◆ JOB: Return all lines from the listing below in which the string "false" occurs.

◆ RAW DATA:
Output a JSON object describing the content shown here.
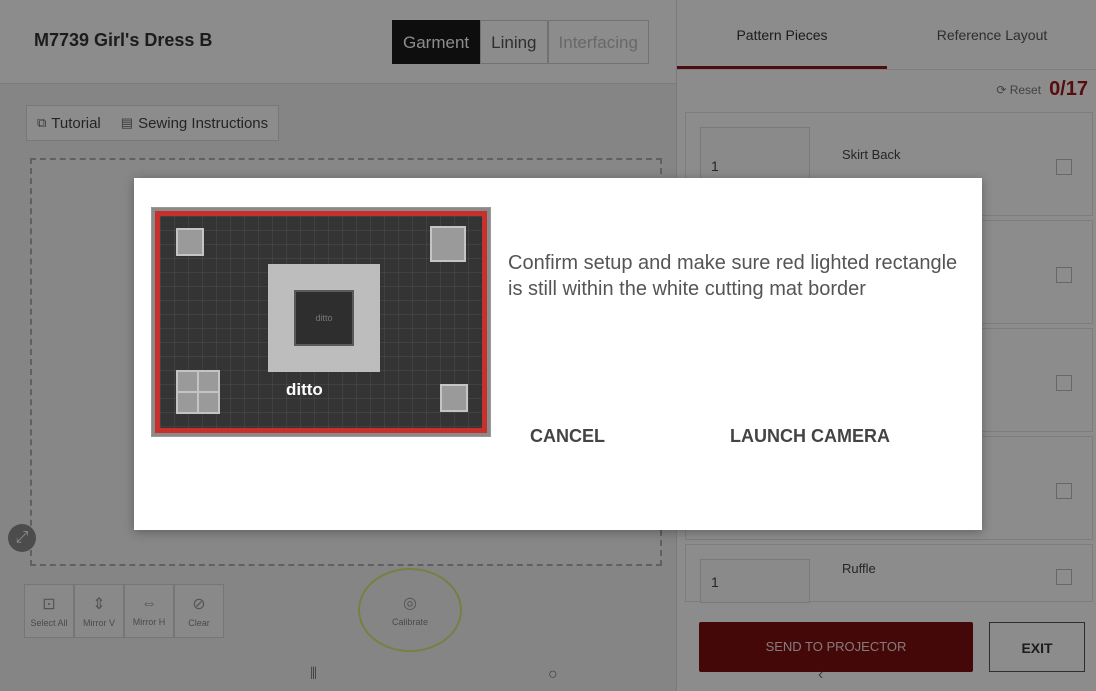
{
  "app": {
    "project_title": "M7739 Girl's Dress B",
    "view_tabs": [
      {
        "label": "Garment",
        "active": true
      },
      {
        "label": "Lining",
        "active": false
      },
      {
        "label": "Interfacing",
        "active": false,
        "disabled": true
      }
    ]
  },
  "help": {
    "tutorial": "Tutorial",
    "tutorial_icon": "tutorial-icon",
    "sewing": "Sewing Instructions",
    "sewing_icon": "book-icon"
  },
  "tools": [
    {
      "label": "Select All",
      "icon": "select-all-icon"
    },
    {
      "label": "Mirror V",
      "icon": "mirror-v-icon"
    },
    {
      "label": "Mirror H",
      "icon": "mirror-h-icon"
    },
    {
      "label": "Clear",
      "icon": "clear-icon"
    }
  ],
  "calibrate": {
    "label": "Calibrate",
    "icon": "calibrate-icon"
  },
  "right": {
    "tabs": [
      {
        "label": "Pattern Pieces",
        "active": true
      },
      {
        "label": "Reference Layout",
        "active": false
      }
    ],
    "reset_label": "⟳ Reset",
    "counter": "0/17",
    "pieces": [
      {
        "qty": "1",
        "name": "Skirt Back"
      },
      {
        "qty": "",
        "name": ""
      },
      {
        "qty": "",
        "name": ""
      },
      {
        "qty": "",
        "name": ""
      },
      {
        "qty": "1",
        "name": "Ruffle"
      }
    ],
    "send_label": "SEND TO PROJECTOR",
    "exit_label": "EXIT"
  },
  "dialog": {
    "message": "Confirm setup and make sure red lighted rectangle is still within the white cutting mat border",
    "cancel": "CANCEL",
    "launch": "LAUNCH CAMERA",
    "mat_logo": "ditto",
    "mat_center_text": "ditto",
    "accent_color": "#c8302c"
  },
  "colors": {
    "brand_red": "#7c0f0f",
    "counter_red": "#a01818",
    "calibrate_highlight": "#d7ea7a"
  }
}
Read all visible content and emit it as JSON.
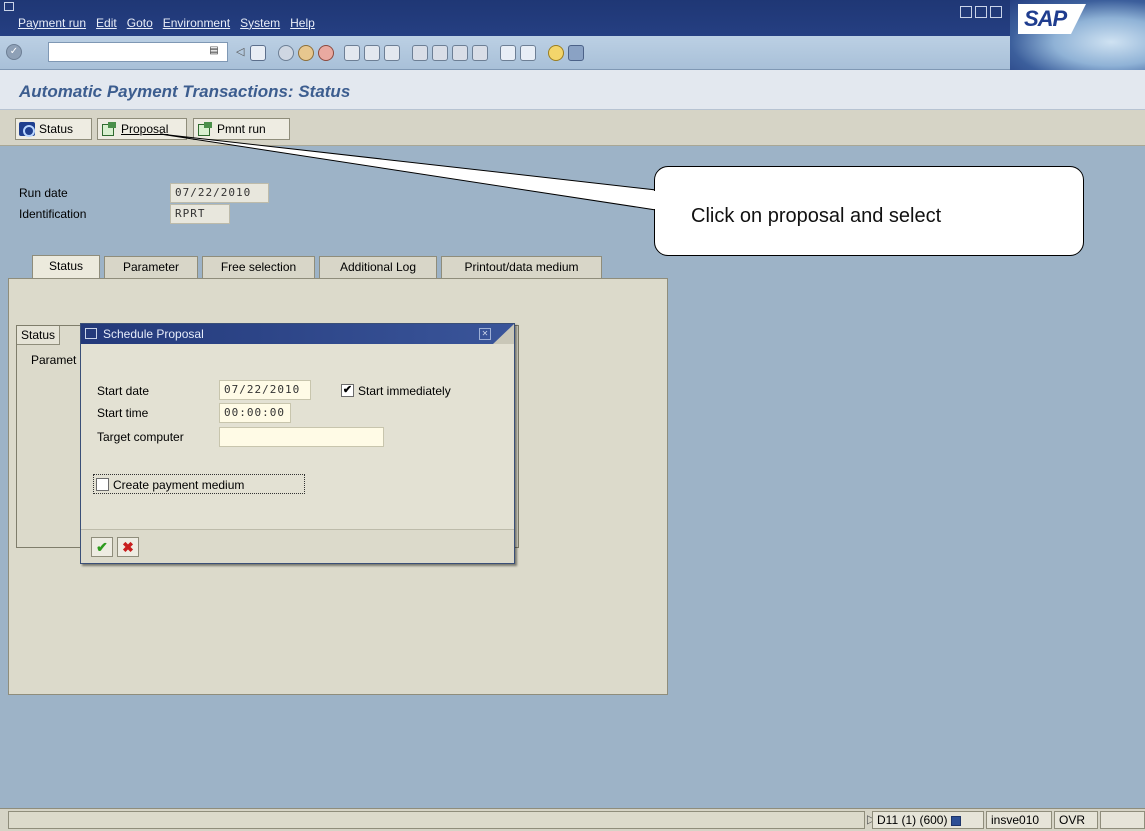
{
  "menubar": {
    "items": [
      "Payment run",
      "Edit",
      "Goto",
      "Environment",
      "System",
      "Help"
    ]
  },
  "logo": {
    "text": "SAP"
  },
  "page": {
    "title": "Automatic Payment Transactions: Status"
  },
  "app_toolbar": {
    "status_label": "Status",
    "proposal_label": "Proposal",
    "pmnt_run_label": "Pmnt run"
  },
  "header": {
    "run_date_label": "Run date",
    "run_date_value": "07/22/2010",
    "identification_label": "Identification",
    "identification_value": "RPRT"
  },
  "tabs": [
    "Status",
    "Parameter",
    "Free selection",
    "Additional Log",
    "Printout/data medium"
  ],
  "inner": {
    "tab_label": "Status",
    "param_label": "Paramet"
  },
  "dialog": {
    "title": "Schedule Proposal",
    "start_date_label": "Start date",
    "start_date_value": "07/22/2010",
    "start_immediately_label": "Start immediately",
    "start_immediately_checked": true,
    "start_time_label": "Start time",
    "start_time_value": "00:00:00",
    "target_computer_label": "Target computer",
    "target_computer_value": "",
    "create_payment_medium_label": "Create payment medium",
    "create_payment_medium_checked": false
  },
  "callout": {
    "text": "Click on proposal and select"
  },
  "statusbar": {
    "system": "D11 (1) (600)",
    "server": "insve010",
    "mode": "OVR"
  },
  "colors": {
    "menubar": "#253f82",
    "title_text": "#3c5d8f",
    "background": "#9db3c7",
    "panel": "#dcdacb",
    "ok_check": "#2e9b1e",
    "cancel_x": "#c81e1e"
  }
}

◆ EXERCISE RESPONSE:
        "active": false
        "active": false,
        "active": false
    "create_payment_medium_checked": false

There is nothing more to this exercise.